- _Exercise task_: Can you output the records below exactly as they are written?

- _Available records_:
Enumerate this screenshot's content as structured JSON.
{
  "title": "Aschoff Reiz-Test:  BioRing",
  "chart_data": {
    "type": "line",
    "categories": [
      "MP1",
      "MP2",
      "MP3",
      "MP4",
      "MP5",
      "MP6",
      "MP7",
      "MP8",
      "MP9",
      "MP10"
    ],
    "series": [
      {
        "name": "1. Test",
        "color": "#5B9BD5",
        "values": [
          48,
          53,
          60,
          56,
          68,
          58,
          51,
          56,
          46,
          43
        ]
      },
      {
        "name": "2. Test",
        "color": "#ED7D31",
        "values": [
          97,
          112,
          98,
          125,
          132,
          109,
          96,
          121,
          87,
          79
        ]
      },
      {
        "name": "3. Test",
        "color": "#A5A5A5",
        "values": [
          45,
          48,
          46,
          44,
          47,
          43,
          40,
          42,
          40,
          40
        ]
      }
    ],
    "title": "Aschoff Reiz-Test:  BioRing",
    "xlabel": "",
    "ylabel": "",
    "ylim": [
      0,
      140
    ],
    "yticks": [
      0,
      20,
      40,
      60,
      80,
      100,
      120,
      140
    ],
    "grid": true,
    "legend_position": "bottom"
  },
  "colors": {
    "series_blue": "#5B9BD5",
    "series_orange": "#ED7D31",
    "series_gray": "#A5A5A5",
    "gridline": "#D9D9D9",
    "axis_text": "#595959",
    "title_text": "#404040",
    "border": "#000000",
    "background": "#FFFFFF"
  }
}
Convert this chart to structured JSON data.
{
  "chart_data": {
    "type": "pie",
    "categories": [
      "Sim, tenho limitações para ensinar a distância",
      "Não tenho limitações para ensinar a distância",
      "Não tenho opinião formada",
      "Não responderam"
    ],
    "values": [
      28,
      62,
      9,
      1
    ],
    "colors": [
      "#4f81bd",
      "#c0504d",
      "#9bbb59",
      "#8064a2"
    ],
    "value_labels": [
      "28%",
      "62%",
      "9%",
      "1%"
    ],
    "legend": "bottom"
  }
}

- _Solution to this problem_:
Enumerate this screenshot's content as structured JSON.
{
  "title": "Aschoff Reiz-Test:  BioRing",
  "chart_data": {
    "type": "line",
    "categories": [
      "MP1",
      "MP2",
      "MP3",
      "MP4",
      "MP5",
      "MP6",
      "MP7",
      "MP8",
      "MP9",
      "MP10"
    ],
    "series": [
      {
        "name": "1. Test",
        "color": "#5B9BD5",
        "values": [
          48,
          53,
          60,
          56,
          68,
          58,
          51,
          56,
          46,
          43
        ]
      },
      {
        "name": "2. Test",
        "color": "#ED7D31",
        "values": [
          97,
          112,
          98,
          125,
          132,
          109,
          96,
          121,
          87,
          79
        ]
      },
      {
        "name": "3. Test",
        "color": "#A5A5A5",
        "values": [
          45,
          48,
          46,
          44,
          47,
          43,
          40,
          42,
          40,
          40
        ]
      }
    ],
    "title": "Aschoff Reiz-Test:  BioRing",
    "xlabel": "",
    "ylabel": "",
    "ylim": [
      0,
      140
    ],
    "yticks": [
      0,
      20,
      40,
      60,
      80,
      100,
      120,
      140
    ],
    "grid": true,
    "legend_position": "bottom"
  },
  "colors": {
    "series_blue": "#5B9BD5",
    "series_orange": "#ED7D31",
    "series_gray": "#A5A5A5",
    "gridline": "#D9D9D9",
    "axis_text": "#595959",
    "title_text": "#404040",
    "border": "#000000",
    "background": "#FFFFFF"
  }
}
Convert this chart to structured JSON data.
{
  "chart_data": {
    "type": "pie",
    "categories": [
      "Sim, tenho limitações para ensinar a distância",
      "Não tenho limitações para ensinar a distância",
      "Não tenho opinião formada",
      "Não responderam"
    ],
    "values": [
      28,
      62,
      9,
      1
    ],
    "colors": [
      "#4f81bd",
      "#c0504d",
      "#9bbb59",
      "#8064a2"
    ],
    "value_labels": [
      "28%",
      "62%",
      "9%",
      "1%"
    ],
    "legend": "bottom"
  }
}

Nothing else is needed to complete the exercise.